→ TASK TO COMPLETE
Identify the lines that include the word "відповідальності", then copy all of them.

→ DATA FOR THIS EXERCISE
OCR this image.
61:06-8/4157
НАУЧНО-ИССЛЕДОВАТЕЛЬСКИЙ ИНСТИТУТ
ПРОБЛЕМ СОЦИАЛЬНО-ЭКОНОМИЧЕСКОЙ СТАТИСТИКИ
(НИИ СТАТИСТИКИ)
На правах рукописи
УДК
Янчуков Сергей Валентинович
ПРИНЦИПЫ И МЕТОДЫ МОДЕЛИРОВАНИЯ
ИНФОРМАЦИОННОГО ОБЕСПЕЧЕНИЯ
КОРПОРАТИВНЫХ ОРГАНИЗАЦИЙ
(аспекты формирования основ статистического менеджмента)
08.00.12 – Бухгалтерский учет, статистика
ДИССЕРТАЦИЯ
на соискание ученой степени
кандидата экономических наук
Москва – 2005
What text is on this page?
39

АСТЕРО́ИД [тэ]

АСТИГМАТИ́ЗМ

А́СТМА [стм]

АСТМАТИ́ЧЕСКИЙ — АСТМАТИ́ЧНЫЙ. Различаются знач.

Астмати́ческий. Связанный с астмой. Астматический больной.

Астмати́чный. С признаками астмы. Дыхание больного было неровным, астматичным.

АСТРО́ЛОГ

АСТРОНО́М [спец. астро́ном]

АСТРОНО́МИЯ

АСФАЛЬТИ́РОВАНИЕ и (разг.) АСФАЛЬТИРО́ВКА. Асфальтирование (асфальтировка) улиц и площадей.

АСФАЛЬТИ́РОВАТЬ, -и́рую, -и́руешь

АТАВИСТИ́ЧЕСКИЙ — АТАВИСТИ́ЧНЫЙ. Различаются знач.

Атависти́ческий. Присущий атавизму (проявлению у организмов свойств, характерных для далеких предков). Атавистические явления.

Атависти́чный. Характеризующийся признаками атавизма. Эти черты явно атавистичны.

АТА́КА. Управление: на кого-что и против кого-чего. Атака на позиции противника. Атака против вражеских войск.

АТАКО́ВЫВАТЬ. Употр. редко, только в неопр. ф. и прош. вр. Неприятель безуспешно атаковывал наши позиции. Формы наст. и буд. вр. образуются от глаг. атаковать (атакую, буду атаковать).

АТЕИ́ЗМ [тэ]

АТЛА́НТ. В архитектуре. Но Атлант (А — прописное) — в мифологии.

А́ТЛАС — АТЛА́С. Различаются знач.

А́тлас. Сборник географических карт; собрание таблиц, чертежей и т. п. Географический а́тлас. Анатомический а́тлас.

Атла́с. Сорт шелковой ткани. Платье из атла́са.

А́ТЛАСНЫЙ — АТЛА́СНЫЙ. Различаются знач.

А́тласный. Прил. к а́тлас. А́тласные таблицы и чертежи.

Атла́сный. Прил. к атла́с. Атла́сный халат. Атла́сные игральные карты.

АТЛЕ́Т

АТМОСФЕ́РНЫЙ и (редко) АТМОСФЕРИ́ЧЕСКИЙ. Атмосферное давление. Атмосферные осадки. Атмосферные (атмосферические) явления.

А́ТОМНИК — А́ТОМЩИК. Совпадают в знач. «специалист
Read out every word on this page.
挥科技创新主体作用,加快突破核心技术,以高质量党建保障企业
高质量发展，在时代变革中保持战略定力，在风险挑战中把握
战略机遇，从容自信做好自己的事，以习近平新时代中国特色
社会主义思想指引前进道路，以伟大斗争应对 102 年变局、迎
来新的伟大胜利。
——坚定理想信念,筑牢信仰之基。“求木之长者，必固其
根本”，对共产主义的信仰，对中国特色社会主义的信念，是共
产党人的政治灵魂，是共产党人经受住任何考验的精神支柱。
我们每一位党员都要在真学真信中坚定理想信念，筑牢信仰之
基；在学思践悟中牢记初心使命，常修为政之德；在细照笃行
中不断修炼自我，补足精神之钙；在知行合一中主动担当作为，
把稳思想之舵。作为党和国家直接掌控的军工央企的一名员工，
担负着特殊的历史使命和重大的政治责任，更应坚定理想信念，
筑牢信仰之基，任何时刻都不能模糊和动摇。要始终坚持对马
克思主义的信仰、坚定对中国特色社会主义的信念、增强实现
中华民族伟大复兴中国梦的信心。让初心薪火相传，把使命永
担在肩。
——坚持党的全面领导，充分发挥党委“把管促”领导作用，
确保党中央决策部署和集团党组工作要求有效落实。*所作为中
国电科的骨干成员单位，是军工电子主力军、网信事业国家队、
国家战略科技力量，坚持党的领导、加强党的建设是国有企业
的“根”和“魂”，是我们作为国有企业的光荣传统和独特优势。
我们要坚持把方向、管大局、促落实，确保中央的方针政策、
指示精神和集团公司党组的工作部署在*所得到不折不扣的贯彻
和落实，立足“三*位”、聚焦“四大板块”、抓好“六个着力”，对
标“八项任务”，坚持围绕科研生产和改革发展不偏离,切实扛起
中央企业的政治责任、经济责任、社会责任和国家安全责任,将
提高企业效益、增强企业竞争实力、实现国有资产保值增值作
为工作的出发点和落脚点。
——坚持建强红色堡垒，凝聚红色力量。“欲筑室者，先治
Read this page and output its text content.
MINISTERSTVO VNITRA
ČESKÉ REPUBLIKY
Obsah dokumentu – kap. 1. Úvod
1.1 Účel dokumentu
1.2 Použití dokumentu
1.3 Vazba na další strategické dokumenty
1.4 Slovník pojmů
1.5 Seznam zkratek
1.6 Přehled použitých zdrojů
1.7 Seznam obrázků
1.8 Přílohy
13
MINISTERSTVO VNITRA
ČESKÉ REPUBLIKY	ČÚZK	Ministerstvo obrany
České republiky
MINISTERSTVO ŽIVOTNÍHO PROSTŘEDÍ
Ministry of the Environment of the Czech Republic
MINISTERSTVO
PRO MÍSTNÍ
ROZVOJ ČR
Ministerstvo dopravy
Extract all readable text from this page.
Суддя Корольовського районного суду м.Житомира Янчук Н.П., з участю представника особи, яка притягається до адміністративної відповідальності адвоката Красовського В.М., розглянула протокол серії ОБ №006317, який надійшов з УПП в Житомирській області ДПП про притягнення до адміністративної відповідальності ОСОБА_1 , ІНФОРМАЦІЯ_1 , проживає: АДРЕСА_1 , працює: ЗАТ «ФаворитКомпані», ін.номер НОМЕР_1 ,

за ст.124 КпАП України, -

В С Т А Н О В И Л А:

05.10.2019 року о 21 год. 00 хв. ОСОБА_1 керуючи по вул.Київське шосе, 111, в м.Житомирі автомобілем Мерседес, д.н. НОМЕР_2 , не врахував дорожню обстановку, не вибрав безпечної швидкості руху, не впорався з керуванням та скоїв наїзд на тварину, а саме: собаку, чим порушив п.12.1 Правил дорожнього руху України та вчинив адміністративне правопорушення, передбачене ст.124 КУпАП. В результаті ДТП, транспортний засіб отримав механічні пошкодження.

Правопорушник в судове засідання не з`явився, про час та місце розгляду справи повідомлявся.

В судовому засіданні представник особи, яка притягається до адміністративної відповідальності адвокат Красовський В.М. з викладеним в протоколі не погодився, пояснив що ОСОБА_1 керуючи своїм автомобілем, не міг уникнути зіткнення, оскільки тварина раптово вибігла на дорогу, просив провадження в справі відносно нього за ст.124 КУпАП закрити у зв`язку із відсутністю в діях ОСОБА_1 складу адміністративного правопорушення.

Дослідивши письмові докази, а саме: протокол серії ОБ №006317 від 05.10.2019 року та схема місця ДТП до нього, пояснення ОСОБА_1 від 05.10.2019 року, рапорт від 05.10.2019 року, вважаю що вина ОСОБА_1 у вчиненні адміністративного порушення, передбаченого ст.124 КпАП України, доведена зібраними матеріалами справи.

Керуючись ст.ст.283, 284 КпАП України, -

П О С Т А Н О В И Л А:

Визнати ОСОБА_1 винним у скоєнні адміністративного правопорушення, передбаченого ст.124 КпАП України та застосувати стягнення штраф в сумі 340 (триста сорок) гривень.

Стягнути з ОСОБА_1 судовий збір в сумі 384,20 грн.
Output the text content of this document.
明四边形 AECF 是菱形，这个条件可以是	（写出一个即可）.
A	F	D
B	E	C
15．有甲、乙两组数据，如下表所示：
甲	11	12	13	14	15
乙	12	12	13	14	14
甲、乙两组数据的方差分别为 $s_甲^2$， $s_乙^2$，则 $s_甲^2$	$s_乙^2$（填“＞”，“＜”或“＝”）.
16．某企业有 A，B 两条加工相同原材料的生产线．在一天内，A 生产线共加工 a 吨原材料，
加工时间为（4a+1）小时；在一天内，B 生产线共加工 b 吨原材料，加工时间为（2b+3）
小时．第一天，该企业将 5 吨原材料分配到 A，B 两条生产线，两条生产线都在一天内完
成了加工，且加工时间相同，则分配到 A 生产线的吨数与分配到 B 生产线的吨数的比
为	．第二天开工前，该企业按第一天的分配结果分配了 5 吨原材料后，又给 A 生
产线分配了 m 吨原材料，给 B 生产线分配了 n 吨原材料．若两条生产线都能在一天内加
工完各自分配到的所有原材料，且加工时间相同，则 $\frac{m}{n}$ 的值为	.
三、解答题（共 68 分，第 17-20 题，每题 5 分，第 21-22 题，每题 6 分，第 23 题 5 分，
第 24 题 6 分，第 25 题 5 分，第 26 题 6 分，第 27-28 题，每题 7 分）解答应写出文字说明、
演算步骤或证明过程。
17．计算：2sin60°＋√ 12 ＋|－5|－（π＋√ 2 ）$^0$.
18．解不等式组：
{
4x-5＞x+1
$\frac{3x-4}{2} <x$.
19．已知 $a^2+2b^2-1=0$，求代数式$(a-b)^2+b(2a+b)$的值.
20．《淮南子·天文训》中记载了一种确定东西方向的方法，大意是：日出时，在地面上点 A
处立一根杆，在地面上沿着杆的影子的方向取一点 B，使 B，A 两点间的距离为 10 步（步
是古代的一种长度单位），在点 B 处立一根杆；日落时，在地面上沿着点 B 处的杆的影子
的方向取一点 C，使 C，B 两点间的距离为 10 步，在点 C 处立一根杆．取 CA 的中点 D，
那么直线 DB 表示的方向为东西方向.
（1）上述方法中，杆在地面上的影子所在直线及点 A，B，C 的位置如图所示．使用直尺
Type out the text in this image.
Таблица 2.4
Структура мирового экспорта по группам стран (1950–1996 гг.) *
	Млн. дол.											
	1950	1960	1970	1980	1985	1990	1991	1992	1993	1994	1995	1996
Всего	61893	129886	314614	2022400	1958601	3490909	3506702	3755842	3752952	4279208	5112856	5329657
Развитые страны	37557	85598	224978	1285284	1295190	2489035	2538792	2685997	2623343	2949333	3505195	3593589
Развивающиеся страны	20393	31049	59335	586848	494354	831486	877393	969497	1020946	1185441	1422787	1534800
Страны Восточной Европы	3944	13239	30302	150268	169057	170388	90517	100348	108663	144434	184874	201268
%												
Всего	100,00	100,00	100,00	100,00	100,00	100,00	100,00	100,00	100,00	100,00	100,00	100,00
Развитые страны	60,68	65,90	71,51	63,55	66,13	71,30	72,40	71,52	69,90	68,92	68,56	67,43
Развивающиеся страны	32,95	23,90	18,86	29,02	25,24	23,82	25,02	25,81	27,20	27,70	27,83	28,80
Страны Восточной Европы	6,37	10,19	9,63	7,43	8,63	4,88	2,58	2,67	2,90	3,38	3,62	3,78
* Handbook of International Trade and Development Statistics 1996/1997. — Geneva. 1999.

→ THE ANSWER
Суддя Корольовського районного суду м.Житомира Янчук Н.П., з участю представника особи, яка притягається до адміністративної відповідальності адвоката Красовського В.М., розглянула протокол серії ОБ №006317, який надійшов з УПП в Житомирській області ДПП про притягнення до адміністративної відповідальності ОСОБА_1 , ІНФОРМАЦІЯ_1 , проживає: АДРЕСА_1 , працює: ЗАТ «ФаворитКомпані», ін.номер НОМЕР_1 ,
В судовому засіданні представник особи, яка притягається до адміністративної відповідальності адвокат Красовський В.М. з викладеним в протоколі не погодився, пояснив що ОСОБА_1 керуючи своїм автомобілем, не міг уникнути зіткнення, оскільки тварина раптово вибігла на дорогу, просив провадження в справі відносно нього за ст.124 КУпАП закрити у зв`язку із відсутністю в діях ОСОБА_1 складу адміністративного правопорушення.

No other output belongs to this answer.